== QUOTED PASSAGE

The staff at Fishwrench.com is safety focused. Not to the level the Jeff Burton is whiney about being safety focused, but we are committed to ensuring all of our fishing friends have safe and enjoyable fishing trips. This is why as a public service to our readers, Fishwrench.com offers the following tips to help you avoid the stigma and bad karma of boating and drinking.

First and foremost, we at Fishwrench.com do not condone drinking and boating. Drinking and fishing - now that is something entirely different. You see, cruising across your favorite fishing lake at 70MPH holding a Miller High Life in your hand is the first step toward trouble. Catch one wake the wrong way and you're going to spill. Instead, wait until you've reached the fishing hole to crack that cold frosty brew. The same goes for your passenger(s). Nothing chaps my hide more than beer stains in my marine carpet. If you can't keep contol of the beer, don't open the beer. And once you do crank into that can of bubbly ale, don't drink it in the boat. How? Read on...

====

▸ **SET EXERCISE 1**:
Can you output the listing's lines exactly, beginning at its first line and stopping after the line that contains "line-code: ## <box>181 483 192 498</box>"?
▸ **SET EXERCISE 2**:
Could you pick up the boating-and-drinking piece and keep writing it from its last sentence?
The boating-and-drinking piece and the listing have no connection to each other.

== RECORDS TO USE

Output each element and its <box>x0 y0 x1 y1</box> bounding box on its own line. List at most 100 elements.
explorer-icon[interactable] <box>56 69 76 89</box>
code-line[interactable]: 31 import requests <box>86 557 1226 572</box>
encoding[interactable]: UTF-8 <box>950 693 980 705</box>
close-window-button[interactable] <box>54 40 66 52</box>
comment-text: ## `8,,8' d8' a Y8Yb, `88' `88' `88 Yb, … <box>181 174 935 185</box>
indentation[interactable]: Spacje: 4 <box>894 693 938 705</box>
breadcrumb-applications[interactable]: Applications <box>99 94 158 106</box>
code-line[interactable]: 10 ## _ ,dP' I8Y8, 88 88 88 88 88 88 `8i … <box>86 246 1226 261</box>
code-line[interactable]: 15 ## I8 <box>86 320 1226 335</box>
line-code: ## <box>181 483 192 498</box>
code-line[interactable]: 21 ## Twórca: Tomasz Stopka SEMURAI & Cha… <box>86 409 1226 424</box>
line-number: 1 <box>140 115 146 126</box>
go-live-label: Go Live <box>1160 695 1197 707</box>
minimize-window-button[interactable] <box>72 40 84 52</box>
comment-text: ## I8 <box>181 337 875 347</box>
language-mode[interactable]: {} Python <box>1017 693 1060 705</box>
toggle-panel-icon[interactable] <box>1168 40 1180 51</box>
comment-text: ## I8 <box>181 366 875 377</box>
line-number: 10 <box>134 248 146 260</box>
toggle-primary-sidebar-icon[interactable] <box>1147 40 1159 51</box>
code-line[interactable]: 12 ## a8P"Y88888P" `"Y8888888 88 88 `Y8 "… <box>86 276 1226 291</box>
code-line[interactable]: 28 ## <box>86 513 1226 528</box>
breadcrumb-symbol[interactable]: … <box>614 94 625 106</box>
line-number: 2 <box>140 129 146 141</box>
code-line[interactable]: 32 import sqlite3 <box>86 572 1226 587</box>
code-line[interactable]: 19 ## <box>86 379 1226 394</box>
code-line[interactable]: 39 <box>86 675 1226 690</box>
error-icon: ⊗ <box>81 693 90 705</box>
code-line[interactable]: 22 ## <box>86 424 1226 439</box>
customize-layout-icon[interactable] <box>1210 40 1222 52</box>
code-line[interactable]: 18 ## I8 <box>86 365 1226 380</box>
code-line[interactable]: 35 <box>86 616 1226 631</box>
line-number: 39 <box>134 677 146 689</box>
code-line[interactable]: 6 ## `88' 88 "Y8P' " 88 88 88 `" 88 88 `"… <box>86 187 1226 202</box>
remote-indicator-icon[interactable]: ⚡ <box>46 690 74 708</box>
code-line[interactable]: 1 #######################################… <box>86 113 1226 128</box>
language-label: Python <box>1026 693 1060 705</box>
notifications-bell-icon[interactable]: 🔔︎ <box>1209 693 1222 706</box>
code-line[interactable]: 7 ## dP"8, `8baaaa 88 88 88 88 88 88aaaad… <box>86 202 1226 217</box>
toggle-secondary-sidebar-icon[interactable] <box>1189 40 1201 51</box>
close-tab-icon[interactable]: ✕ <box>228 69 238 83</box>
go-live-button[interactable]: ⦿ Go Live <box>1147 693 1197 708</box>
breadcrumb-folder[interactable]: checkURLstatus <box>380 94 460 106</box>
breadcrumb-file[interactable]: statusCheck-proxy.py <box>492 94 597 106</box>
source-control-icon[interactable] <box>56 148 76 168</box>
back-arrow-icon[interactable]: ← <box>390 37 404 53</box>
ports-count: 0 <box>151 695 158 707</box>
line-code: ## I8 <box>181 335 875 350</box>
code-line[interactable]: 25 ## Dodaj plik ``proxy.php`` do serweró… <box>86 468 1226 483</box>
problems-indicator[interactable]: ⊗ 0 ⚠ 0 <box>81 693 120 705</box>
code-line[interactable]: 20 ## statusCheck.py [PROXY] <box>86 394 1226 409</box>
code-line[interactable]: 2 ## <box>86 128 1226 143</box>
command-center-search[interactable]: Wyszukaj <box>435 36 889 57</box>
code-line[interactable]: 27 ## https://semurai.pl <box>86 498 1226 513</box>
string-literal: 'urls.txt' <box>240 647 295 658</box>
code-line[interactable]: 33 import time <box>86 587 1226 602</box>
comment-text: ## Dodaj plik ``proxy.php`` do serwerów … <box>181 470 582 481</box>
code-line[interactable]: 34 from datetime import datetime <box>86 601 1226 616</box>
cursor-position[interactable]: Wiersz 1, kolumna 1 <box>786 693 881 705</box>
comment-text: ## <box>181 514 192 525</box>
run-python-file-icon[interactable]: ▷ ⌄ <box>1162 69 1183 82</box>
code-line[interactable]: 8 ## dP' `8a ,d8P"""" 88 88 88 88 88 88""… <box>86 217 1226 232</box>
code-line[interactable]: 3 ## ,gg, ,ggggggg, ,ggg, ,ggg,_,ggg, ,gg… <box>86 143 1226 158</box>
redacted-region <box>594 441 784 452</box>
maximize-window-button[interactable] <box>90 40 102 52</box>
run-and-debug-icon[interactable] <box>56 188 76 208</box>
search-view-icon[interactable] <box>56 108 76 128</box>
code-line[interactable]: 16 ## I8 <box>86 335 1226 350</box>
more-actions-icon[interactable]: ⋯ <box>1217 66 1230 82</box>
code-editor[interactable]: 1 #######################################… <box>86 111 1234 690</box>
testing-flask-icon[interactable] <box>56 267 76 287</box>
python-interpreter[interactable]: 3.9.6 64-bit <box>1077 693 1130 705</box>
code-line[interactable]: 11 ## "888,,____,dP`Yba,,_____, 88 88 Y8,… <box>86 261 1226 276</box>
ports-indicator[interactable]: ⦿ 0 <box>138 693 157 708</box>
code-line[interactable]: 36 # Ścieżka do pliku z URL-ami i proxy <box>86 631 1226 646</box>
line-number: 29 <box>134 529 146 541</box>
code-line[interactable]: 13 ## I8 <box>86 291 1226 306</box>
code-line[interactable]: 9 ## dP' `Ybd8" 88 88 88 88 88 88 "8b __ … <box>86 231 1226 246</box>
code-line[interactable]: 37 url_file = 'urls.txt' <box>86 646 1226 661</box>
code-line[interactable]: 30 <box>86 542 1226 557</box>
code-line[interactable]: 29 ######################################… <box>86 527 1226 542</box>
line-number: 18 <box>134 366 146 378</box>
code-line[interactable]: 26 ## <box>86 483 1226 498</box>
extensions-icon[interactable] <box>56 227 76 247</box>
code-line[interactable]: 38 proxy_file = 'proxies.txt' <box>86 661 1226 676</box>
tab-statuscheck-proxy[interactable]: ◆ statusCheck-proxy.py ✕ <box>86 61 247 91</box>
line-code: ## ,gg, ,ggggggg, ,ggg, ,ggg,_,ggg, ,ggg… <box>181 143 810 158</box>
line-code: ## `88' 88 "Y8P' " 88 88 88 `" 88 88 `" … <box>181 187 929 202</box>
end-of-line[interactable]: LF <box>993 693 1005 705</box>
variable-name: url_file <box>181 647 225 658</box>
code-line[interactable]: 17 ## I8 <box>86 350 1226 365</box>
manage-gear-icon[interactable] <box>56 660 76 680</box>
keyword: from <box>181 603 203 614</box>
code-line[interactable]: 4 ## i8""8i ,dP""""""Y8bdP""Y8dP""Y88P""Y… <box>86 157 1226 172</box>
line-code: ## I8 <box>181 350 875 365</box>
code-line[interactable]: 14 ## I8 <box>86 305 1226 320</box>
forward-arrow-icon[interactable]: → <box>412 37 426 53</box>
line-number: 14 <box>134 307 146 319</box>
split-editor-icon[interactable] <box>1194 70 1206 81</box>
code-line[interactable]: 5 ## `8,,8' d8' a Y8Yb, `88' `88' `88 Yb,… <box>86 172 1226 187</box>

====

▸ **TASK RESPONSE 1**:
Output each element and its <box>x0 y0 x1 y1</box> bounding box on its own line. List at most 100 elements.
explorer-icon[interactable] <box>56 69 76 89</box>
code-line[interactable]: 31 import requests <box>86 557 1226 572</box>
encoding[interactable]: UTF-8 <box>950 693 980 705</box>
close-window-button[interactable] <box>54 40 66 52</box>
comment-text: ## `8,,8' d8' a Y8Yb, `88' `88' `88 Yb, … <box>181 174 935 185</box>
indentation[interactable]: Spacje: 4 <box>894 693 938 705</box>
breadcrumb-applications[interactable]: Applications <box>99 94 158 106</box>
code-line[interactable]: 10 ## _ ,dP' I8Y8, 88 88 88 88 88 88 `8i … <box>86 246 1226 261</box>
code-line[interactable]: 15 ## I8 <box>86 320 1226 335</box>
line-code: ## <box>181 483 192 498</box>

▸ **TASK RESPONSE 2**:
As mentioned earlier, we at Fishwrench do not condone the drinking of alcoholic beverages in the boat. Instead, crack and enjoy your favorite brew while leaning slightly over the side of the vessel. This will, again, help avoid nasty beer stains in the Triton, Skeeter, or Ranger, or whatever your preferred bassin' medium may be. By leaning over the boat, spills will hit the lake instead of your fancy new marine carpet, dash, or fishing equipment. You can relax knowing your beer hit the water below, and that ultimately you're just going to whiz it into the lake anyway. You just got it there a little bit ahead of its time. And speaking of whizzing in the lake...

"Breaking the seal": This is one of the most important rules to remember when you're not drinking and boating and/or not drinking in the boat. After enjoying a few of those delightfully filling barley sodas, Mother Nature is going to coming knocking at your kidney door. RESIST THAT URGE! Do not break the seal. The world's apocalypse begins when the Son breaks the first seal. It's all down hill from there - nothing can stop that ball from rolling. The same holds true for beer pees. Once you've broken the seal, all hell breaks loose. You'll be looking for your favorite lay-down to tinkle in, and you'll be doing it more than my fishing buddies tangle their lines. There's nothing worse than screwing up your favorite casting spot by urinating in it. For the love of fishing, try to wait until you get to shore. If you can't, the middle of the lake is your best defense. Pee where fish are not.

Being safety conscience is important step for all of us to take. It will ensure years of fishing enjoyment to come for all who partake. By waiting until you've reached the fishing hole to crack a beer, leaning over the side of the boat with your favorite brew, and resisting the urge to break the seal, you too can reap the benefits of a good fishing buzz without the stigma of boating and drinking.

I'm Bob Wood, and you are now Fishwrench wiser.